(Dataset entries on figures)
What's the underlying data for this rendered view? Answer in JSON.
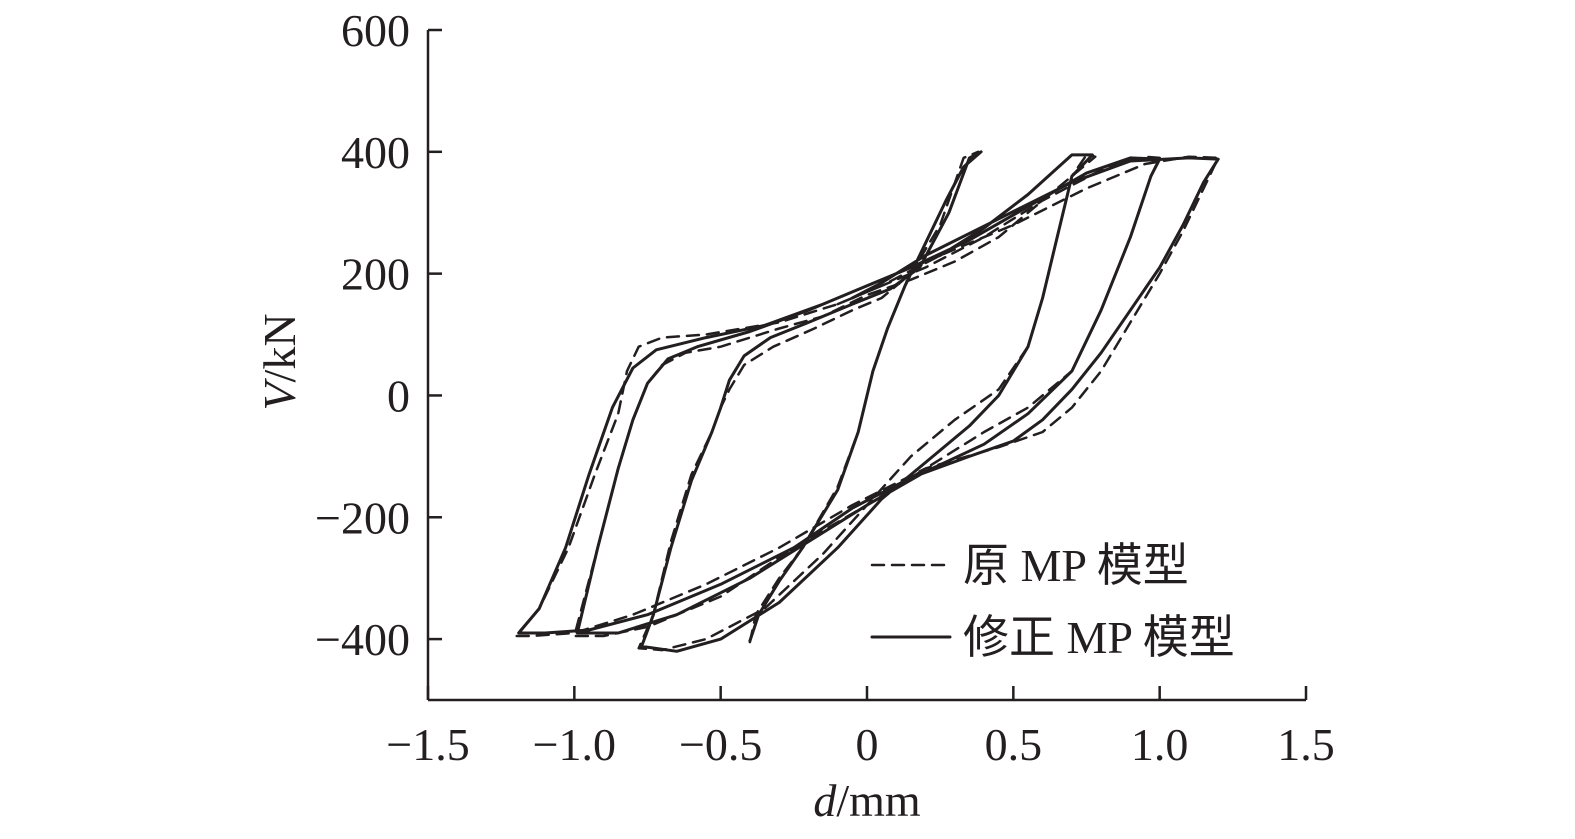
{
  "chart_data": {
    "type": "line",
    "title": "",
    "xlabel": {
      "var": "d",
      "unit": "/mm"
    },
    "ylabel": {
      "var": "V",
      "unit": "/kN"
    },
    "xlim": [
      -1.5,
      1.5
    ],
    "ylim": [
      -500,
      600
    ],
    "x_ticks": [
      -1.5,
      -1.0,
      -0.5,
      0,
      0.5,
      1.0,
      1.5
    ],
    "x_tick_labels": [
      "−1.5",
      "−1.0",
      "−0.5",
      "0",
      "0.5",
      "1.0",
      "1.5"
    ],
    "y_ticks": [
      -400,
      -200,
      0,
      200,
      400,
      600
    ],
    "y_tick_labels": [
      "−400",
      "−200",
      "0",
      "200",
      "400",
      "600"
    ],
    "grid": false,
    "legend_position": "bottom-right",
    "series": [
      {
        "name": "原 MP 模型",
        "style": "dashed",
        "points": [
          [
            -0.4,
            -405
          ],
          [
            -0.38,
            -360
          ],
          [
            -0.3,
            -300
          ],
          [
            -0.22,
            -250
          ],
          [
            -0.1,
            -150
          ],
          [
            -0.03,
            -60
          ],
          [
            0.02,
            40
          ],
          [
            0.07,
            110
          ],
          [
            0.13,
            180
          ],
          [
            0.2,
            250
          ],
          [
            0.27,
            320
          ],
          [
            0.33,
            375
          ],
          [
            0.38,
            400
          ],
          [
            0.33,
            390
          ],
          [
            0.25,
            280
          ],
          [
            0.15,
            200
          ],
          [
            0.05,
            160
          ],
          [
            -0.05,
            140
          ],
          [
            -0.18,
            110
          ],
          [
            -0.32,
            80
          ],
          [
            -0.42,
            50
          ],
          [
            -0.47,
            10
          ],
          [
            -0.5,
            -20
          ],
          [
            -0.53,
            -60
          ],
          [
            -0.6,
            -130
          ],
          [
            -0.67,
            -240
          ],
          [
            -0.73,
            -360
          ],
          [
            -0.78,
            -415
          ],
          [
            -0.7,
            -418
          ],
          [
            -0.55,
            -400
          ],
          [
            -0.35,
            -350
          ],
          [
            -0.15,
            -260
          ],
          [
            0,
            -180
          ],
          [
            0.15,
            -100
          ],
          [
            0.3,
            -40
          ],
          [
            0.45,
            10
          ],
          [
            0.55,
            80
          ],
          [
            0.6,
            160
          ],
          [
            0.65,
            260
          ],
          [
            0.7,
            360
          ],
          [
            0.75,
            395
          ],
          [
            0.78,
            392
          ],
          [
            0.6,
            320
          ],
          [
            0.45,
            260
          ],
          [
            0.3,
            220
          ],
          [
            0.15,
            190
          ],
          [
            0,
            165
          ],
          [
            -0.15,
            130
          ],
          [
            -0.3,
            110
          ],
          [
            -0.5,
            80
          ],
          [
            -0.62,
            70
          ],
          [
            -0.7,
            50
          ],
          [
            -0.75,
            20
          ],
          [
            -0.8,
            -40
          ],
          [
            -0.85,
            -120
          ],
          [
            -0.92,
            -250
          ],
          [
            -1.0,
            -395
          ],
          [
            -0.9,
            -395
          ],
          [
            -0.75,
            -380
          ],
          [
            -0.5,
            -330
          ],
          [
            -0.25,
            -250
          ],
          [
            0,
            -180
          ],
          [
            0.2,
            -120
          ],
          [
            0.4,
            -60
          ],
          [
            0.55,
            -20
          ],
          [
            0.7,
            40
          ],
          [
            0.8,
            140
          ],
          [
            0.9,
            260
          ],
          [
            0.97,
            360
          ],
          [
            1.0,
            390
          ],
          [
            0.95,
            392
          ],
          [
            0.8,
            370
          ],
          [
            0.6,
            320
          ],
          [
            0.4,
            260
          ],
          [
            0.2,
            210
          ],
          [
            0.05,
            180
          ],
          [
            -0.1,
            150
          ],
          [
            -0.3,
            120
          ],
          [
            -0.55,
            100
          ],
          [
            -0.7,
            95
          ],
          [
            -0.78,
            80
          ],
          [
            -0.82,
            40
          ],
          [
            -0.85,
            -30
          ],
          [
            -0.93,
            -130
          ],
          [
            -1.02,
            -250
          ],
          [
            -1.12,
            -350
          ],
          [
            -1.2,
            -395
          ],
          [
            -1.15,
            -395
          ],
          [
            -1.0,
            -390
          ],
          [
            -0.8,
            -360
          ],
          [
            -0.55,
            -310
          ],
          [
            -0.3,
            -250
          ],
          [
            -0.05,
            -180
          ],
          [
            0.2,
            -120
          ],
          [
            0.45,
            -85
          ],
          [
            0.6,
            -60
          ],
          [
            0.7,
            -20
          ],
          [
            0.8,
            40
          ],
          [
            0.9,
            120
          ],
          [
            1.0,
            200
          ],
          [
            1.08,
            270
          ],
          [
            1.15,
            340
          ],
          [
            1.2,
            390
          ],
          [
            1.1,
            392
          ],
          [
            0.95,
            380
          ],
          [
            0.75,
            340
          ],
          [
            0.5,
            280
          ],
          [
            0.25,
            230
          ],
          [
            0.05,
            180
          ],
          [
            -0.1,
            150
          ]
        ]
      },
      {
        "name": "修正 MP 模型",
        "style": "solid",
        "points": [
          [
            -0.4,
            -403
          ],
          [
            -0.37,
            -360
          ],
          [
            -0.3,
            -305
          ],
          [
            -0.22,
            -250
          ],
          [
            -0.1,
            -155
          ],
          [
            -0.03,
            -60
          ],
          [
            0.02,
            40
          ],
          [
            0.07,
            110
          ],
          [
            0.13,
            180
          ],
          [
            0.2,
            250
          ],
          [
            0.27,
            320
          ],
          [
            0.33,
            375
          ],
          [
            0.39,
            400
          ],
          [
            0.35,
            390
          ],
          [
            0.28,
            300
          ],
          [
            0.18,
            210
          ],
          [
            0.08,
            175
          ],
          [
            -0.05,
            150
          ],
          [
            -0.2,
            120
          ],
          [
            -0.33,
            95
          ],
          [
            -0.42,
            65
          ],
          [
            -0.47,
            25
          ],
          [
            -0.5,
            -20
          ],
          [
            -0.53,
            -60
          ],
          [
            -0.6,
            -140
          ],
          [
            -0.67,
            -250
          ],
          [
            -0.73,
            -360
          ],
          [
            -0.77,
            -412
          ],
          [
            -0.65,
            -420
          ],
          [
            -0.5,
            -400
          ],
          [
            -0.3,
            -340
          ],
          [
            -0.1,
            -250
          ],
          [
            0.05,
            -170
          ],
          [
            0.2,
            -110
          ],
          [
            0.35,
            -50
          ],
          [
            0.45,
            0
          ],
          [
            0.55,
            80
          ],
          [
            0.6,
            160
          ],
          [
            0.65,
            260
          ],
          [
            0.7,
            360
          ],
          [
            0.77,
            395
          ],
          [
            0.7,
            395
          ],
          [
            0.55,
            330
          ],
          [
            0.4,
            275
          ],
          [
            0.25,
            230
          ],
          [
            0.1,
            200
          ],
          [
            -0.05,
            170
          ],
          [
            -0.2,
            140
          ],
          [
            -0.4,
            105
          ],
          [
            -0.58,
            80
          ],
          [
            -0.68,
            60
          ],
          [
            -0.75,
            20
          ],
          [
            -0.8,
            -40
          ],
          [
            -0.85,
            -120
          ],
          [
            -0.92,
            -250
          ],
          [
            -0.99,
            -390
          ],
          [
            -0.85,
            -390
          ],
          [
            -0.65,
            -360
          ],
          [
            -0.4,
            -300
          ],
          [
            -0.2,
            -240
          ],
          [
            0,
            -180
          ],
          [
            0.2,
            -125
          ],
          [
            0.4,
            -80
          ],
          [
            0.55,
            -30
          ],
          [
            0.7,
            40
          ],
          [
            0.8,
            140
          ],
          [
            0.9,
            260
          ],
          [
            0.97,
            360
          ],
          [
            1.0,
            388
          ],
          [
            0.9,
            390
          ],
          [
            0.75,
            365
          ],
          [
            0.55,
            310
          ],
          [
            0.35,
            255
          ],
          [
            0.15,
            210
          ],
          [
            0,
            180
          ],
          [
            -0.15,
            150
          ],
          [
            -0.35,
            115
          ],
          [
            -0.55,
            95
          ],
          [
            -0.72,
            75
          ],
          [
            -0.8,
            45
          ],
          [
            -0.87,
            -20
          ],
          [
            -0.95,
            -130
          ],
          [
            -1.03,
            -250
          ],
          [
            -1.12,
            -350
          ],
          [
            -1.19,
            -390
          ],
          [
            -1.1,
            -390
          ],
          [
            -0.95,
            -385
          ],
          [
            -0.75,
            -360
          ],
          [
            -0.5,
            -310
          ],
          [
            -0.25,
            -250
          ],
          [
            -0.05,
            -185
          ],
          [
            0.15,
            -135
          ],
          [
            0.35,
            -100
          ],
          [
            0.5,
            -75
          ],
          [
            0.6,
            -40
          ],
          [
            0.7,
            10
          ],
          [
            0.8,
            70
          ],
          [
            0.9,
            140
          ],
          [
            1.0,
            210
          ],
          [
            1.08,
            280
          ],
          [
            1.15,
            350
          ],
          [
            1.2,
            388
          ],
          [
            1.1,
            390
          ],
          [
            0.9,
            385
          ],
          [
            0.7,
            350
          ],
          [
            0.45,
            290
          ],
          [
            0.2,
            230
          ],
          [
            0.05,
            185
          ],
          [
            -0.05,
            160
          ]
        ]
      }
    ]
  },
  "legend": {
    "items": [
      {
        "label": "原 MP 模型",
        "style": "dashed"
      },
      {
        "label": "修正 MP 模型",
        "style": "solid"
      }
    ]
  }
}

Set problem: Copy out every line holding the string "style".

Solution to this exercise:
        "style": "dashed",
        "style": "solid",
        "style": "dashed"
        "style": "solid"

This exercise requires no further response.